#### PROBLEM TO SOLVE:
Give back the full material, exactly as it reads.

— Begin —

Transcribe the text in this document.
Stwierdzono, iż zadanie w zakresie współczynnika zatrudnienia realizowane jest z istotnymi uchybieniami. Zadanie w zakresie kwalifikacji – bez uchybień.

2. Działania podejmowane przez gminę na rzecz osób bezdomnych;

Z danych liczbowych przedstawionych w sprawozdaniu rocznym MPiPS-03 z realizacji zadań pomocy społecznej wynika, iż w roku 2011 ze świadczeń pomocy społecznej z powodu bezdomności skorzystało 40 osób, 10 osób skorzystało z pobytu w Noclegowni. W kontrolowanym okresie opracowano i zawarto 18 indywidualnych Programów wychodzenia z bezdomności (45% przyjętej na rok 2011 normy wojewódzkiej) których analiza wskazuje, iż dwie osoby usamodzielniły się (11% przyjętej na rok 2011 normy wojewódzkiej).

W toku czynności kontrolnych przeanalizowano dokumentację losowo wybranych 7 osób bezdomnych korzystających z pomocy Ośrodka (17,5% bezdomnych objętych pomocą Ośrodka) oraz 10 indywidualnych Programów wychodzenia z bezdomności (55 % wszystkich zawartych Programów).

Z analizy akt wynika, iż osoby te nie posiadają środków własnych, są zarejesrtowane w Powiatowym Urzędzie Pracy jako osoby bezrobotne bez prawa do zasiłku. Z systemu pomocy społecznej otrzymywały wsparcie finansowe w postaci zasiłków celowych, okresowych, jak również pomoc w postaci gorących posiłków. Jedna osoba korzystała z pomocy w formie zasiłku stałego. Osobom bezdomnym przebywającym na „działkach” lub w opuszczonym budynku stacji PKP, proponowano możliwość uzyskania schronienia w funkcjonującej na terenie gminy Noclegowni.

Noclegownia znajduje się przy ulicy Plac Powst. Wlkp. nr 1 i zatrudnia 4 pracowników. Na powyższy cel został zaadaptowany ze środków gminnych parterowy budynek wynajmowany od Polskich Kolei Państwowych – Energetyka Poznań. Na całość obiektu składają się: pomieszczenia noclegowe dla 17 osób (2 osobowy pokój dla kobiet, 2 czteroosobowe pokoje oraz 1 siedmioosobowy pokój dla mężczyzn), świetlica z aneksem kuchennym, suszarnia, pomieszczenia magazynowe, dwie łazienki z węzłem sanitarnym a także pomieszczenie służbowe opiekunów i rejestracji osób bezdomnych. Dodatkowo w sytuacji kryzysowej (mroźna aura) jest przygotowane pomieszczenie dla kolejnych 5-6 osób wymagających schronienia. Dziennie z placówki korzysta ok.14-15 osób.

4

— End —

#### ANSWER TO THIS PROBLEM:
Transcribe the text in this document.
Stwierdzono, iż zadanie w zakresie współczynnika zatrudnienia realizowane jest z istotnymi uchybieniami. Zadanie w zakresie kwalifikacji – bez uchybień.

2. Działania podejmowane przez gminę na rzecz osób bezdomnych;

Z danych liczbowych przedstawionych w sprawozdaniu rocznym MPiPS-03 z realizacji zadań pomocy społecznej wynika, iż w roku 2011 ze świadczeń pomocy społecznej z powodu bezdomności skorzystało 40 osób, 10 osób skorzystało z pobytu w Noclegowni. W kontrolowanym okresie opracowano i zawarto 18 indywidualnych Programów wychodzenia z bezdomności (45% przyjętej na rok 2011 normy wojewódzkiej) których analiza wskazuje, iż dwie osoby usamodzielniły się (11% przyjętej na rok 2011 normy wojewódzkiej).

W toku czynności kontrolnych przeanalizowano dokumentację losowo wybranych 7 osób bezdomnych korzystających z pomocy Ośrodka (17,5% bezdomnych objętych pomocą Ośrodka) oraz 10 indywidualnych Programów wychodzenia z bezdomności (55 % wszystkich zawartych Programów).

Z analizy akt wynika, iż osoby te nie posiadają środków własnych, są zarejesrtowane w Powiatowym Urzędzie Pracy jako osoby bezrobotne bez prawa do zasiłku. Z systemu pomocy społecznej otrzymywały wsparcie finansowe w postaci zasiłków celowych, okresowych, jak również pomoc w postaci gorących posiłków. Jedna osoba korzystała z pomocy w formie zasiłku stałego. Osobom bezdomnym przebywającym na „działkach” lub w opuszczonym budynku stacji PKP, proponowano możliwość uzyskania schronienia w funkcjonującej na terenie gminy Noclegowni.

Noclegownia znajduje się przy ulicy Plac Powst. Wlkp. nr 1 i zatrudnia 4 pracowników. Na powyższy cel został zaadaptowany ze środków gminnych parterowy budynek wynajmowany od Polskich Kolei Państwowych – Energetyka Poznań. Na całość obiektu składają się: pomieszczenia noclegowe dla 17 osób (2 osobowy pokój dla kobiet, 2 czteroosobowe pokoje oraz 1 siedmioosobowy pokój dla mężczyzn), świetlica z aneksem kuchennym, suszarnia, pomieszczenia magazynowe, dwie łazienki z węzłem sanitarnym a także pomieszczenie służbowe opiekunów i rejestracji osób bezdomnych. Dodatkowo w sytuacji kryzysowej (mroźna aura) jest przygotowane pomieszczenie dla kolejnych 5-6 osób wymagających schronienia. Dziennie z placówki korzysta ok.14-15 osób.

4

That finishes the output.